Note each line where "grid" appears, and copy it.

A run of records
▶

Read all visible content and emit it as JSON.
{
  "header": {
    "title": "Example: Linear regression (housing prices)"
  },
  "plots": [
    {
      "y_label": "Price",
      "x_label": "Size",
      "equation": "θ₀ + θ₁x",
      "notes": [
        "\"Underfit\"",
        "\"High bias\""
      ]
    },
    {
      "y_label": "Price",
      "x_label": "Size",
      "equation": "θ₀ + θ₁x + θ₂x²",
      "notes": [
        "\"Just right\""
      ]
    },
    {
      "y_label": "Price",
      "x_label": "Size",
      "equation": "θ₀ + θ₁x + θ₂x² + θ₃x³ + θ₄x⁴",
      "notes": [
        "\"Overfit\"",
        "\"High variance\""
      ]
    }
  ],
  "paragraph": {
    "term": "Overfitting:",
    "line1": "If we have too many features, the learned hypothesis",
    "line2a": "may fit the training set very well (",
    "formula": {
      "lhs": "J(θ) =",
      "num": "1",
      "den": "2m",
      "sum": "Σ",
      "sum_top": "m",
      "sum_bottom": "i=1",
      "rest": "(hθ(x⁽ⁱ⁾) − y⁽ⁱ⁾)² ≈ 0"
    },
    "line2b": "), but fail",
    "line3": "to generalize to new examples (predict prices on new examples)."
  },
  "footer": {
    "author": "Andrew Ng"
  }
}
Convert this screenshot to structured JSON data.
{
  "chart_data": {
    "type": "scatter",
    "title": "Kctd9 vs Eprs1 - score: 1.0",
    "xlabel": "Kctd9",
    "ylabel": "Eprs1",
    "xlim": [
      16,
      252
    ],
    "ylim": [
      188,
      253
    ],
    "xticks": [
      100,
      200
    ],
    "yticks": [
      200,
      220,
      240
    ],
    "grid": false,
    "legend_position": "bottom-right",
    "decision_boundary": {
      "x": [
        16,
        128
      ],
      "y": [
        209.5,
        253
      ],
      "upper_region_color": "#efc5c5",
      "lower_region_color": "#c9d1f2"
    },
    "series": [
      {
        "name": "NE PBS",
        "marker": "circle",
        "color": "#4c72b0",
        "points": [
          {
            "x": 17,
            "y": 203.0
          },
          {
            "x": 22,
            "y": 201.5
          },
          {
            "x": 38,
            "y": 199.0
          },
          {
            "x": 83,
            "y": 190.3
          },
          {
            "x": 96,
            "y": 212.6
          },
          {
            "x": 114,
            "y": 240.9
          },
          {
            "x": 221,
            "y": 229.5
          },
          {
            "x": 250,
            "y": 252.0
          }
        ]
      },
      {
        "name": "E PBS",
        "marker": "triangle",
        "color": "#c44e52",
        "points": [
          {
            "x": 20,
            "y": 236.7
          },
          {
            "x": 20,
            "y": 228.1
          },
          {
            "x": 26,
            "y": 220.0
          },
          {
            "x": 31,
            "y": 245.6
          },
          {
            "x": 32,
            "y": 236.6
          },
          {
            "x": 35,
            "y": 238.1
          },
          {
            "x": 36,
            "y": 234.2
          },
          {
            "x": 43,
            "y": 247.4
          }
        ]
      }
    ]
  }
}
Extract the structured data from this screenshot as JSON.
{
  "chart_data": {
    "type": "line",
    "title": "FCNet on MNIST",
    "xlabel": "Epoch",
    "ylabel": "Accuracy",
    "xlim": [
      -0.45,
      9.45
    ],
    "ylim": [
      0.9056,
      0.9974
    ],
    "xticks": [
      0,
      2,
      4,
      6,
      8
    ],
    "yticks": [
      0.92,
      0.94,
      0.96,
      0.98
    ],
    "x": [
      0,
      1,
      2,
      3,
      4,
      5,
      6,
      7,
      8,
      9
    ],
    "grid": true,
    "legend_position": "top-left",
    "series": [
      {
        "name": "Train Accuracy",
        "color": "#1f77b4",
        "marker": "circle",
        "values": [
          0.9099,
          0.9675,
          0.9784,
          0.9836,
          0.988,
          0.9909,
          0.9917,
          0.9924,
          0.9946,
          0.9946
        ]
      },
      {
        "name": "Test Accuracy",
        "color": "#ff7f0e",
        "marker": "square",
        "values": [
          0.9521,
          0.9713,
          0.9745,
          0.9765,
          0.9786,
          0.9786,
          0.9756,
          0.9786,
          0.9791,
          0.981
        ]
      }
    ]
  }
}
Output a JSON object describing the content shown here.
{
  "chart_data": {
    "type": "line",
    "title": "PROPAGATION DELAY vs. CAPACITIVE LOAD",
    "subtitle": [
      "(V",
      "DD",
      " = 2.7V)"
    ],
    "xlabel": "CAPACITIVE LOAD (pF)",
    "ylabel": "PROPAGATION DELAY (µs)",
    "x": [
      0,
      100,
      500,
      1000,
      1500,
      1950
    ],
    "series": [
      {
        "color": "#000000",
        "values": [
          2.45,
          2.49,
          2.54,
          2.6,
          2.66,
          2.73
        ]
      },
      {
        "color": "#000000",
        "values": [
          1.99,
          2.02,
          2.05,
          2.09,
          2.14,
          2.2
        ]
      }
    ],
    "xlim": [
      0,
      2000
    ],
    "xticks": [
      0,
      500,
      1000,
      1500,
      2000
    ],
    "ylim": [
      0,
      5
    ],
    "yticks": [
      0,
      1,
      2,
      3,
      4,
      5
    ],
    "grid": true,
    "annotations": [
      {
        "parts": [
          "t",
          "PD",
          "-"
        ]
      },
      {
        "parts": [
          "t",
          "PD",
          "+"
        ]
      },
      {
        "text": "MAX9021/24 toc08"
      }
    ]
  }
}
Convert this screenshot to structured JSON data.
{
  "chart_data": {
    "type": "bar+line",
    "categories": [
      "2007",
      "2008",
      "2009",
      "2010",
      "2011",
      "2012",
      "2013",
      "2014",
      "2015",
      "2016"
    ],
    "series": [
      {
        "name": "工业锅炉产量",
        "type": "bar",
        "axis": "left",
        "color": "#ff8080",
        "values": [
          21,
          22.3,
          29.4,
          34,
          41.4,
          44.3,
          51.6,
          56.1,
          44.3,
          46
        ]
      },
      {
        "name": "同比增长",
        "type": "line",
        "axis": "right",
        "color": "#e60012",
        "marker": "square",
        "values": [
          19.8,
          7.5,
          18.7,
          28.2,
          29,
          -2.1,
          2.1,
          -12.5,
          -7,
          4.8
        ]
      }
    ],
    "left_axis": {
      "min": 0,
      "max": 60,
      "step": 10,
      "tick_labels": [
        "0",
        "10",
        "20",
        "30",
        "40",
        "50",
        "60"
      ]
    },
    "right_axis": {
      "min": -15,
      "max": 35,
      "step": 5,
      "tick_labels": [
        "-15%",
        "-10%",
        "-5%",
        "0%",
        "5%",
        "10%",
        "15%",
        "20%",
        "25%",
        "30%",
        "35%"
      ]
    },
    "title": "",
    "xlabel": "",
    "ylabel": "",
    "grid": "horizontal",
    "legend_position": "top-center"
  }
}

◀

Answer to the task
    "grid": false,
    "grid": true,
    "grid": true,
    "grid": "horizontal",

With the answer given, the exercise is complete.